**WHAT YOU WILL DO:** Find the word "value" in the material below and gather every line that contains it.

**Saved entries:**
((

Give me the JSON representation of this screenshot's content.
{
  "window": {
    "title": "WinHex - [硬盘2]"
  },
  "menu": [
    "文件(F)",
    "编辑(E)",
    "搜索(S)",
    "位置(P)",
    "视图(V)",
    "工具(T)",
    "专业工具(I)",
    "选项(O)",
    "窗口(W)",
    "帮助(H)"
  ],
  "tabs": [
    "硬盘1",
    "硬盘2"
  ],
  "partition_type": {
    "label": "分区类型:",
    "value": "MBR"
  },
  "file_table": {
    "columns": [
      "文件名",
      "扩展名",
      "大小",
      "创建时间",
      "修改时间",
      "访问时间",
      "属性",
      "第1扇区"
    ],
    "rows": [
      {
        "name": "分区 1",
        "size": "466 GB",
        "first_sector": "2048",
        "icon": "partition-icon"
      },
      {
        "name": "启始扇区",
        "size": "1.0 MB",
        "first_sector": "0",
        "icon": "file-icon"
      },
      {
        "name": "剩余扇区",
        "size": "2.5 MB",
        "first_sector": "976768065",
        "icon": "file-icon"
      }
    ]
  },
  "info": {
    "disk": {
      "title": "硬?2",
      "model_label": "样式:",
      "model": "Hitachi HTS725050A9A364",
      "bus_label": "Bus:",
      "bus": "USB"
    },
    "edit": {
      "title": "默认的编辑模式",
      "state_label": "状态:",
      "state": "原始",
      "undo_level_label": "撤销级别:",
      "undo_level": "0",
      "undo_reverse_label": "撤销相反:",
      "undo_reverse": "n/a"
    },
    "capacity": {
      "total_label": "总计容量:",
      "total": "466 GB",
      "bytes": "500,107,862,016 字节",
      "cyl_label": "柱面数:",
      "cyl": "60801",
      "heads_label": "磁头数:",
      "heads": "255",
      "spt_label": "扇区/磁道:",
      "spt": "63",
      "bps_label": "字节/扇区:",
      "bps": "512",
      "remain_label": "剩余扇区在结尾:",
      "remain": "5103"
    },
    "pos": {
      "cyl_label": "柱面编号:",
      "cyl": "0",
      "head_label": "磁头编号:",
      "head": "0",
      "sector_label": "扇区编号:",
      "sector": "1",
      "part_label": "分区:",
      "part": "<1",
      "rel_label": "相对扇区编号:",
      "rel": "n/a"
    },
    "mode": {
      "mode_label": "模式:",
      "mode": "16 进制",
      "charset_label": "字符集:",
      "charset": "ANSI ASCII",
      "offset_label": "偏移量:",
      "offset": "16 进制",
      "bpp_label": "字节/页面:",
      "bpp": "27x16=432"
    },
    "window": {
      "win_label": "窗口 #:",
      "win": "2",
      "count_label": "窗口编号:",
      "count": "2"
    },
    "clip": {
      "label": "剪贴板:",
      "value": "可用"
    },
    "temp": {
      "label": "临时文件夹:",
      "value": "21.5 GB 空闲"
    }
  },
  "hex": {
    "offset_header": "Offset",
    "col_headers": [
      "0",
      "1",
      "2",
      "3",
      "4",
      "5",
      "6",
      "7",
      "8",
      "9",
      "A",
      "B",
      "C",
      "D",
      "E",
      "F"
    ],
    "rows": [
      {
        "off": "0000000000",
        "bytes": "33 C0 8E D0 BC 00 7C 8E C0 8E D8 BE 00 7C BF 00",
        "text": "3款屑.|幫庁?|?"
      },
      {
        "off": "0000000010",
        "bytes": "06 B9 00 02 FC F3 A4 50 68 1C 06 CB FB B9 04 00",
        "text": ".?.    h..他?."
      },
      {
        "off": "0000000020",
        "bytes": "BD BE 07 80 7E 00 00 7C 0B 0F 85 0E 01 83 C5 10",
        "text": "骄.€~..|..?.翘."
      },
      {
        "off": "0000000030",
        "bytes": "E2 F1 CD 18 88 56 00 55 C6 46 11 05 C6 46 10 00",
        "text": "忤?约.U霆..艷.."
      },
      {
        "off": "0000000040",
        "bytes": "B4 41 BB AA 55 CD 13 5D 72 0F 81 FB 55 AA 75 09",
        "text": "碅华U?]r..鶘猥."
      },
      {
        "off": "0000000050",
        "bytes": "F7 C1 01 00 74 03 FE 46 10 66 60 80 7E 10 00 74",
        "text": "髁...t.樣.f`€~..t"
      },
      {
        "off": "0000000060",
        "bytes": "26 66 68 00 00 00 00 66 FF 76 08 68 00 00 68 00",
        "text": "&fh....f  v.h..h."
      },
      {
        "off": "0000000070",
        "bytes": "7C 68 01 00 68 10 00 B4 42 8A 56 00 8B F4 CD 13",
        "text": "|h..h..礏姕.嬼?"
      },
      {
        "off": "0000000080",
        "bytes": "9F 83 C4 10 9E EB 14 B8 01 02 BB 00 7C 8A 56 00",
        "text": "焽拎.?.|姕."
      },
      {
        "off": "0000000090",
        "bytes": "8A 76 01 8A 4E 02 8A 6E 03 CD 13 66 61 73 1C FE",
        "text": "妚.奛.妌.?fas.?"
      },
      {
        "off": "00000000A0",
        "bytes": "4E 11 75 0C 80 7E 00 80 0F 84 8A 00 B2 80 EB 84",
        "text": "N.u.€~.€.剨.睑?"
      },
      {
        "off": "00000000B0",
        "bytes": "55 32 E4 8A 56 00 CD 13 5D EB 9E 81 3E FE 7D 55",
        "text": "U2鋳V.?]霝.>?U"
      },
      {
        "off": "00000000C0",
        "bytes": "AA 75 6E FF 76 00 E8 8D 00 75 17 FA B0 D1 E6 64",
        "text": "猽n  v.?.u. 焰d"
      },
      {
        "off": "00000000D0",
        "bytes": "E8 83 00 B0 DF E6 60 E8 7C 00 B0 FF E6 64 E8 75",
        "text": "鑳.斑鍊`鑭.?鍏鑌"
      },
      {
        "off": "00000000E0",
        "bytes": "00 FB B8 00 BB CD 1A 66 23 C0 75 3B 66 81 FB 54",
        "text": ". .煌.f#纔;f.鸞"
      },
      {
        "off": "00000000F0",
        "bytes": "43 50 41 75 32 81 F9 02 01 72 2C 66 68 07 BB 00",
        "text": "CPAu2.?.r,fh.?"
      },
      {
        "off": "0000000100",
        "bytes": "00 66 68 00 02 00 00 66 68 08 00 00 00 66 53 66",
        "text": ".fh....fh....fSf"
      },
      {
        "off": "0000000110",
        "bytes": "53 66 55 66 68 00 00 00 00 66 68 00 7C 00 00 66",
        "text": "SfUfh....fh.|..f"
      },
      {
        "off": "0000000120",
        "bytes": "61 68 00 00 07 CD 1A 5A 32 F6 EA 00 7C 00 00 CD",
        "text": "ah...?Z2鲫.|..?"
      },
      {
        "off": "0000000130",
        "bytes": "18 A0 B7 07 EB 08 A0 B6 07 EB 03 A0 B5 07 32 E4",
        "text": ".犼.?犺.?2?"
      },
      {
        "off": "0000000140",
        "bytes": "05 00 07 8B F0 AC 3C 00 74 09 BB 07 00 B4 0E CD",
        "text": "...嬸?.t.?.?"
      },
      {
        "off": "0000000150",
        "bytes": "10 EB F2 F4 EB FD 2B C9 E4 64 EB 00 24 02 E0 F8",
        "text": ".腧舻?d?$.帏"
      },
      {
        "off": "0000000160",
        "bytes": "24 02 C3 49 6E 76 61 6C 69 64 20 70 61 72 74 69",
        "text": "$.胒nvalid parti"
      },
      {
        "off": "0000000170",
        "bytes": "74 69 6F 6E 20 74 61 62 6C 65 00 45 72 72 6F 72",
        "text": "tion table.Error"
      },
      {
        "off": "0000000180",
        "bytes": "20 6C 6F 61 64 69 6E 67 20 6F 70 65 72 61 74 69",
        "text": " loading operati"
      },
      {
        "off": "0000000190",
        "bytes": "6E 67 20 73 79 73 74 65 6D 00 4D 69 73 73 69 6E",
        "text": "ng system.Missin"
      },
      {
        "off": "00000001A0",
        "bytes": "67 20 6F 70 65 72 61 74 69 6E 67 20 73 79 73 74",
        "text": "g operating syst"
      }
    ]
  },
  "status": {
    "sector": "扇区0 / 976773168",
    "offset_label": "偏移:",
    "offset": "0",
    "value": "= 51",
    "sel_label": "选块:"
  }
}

))

**SOLUTION FOR THIS EXERCISE:**
    "value": "MBR"
      "value": "可用"
      "value": "21.5 GB 空闲"
    "value": "= 51",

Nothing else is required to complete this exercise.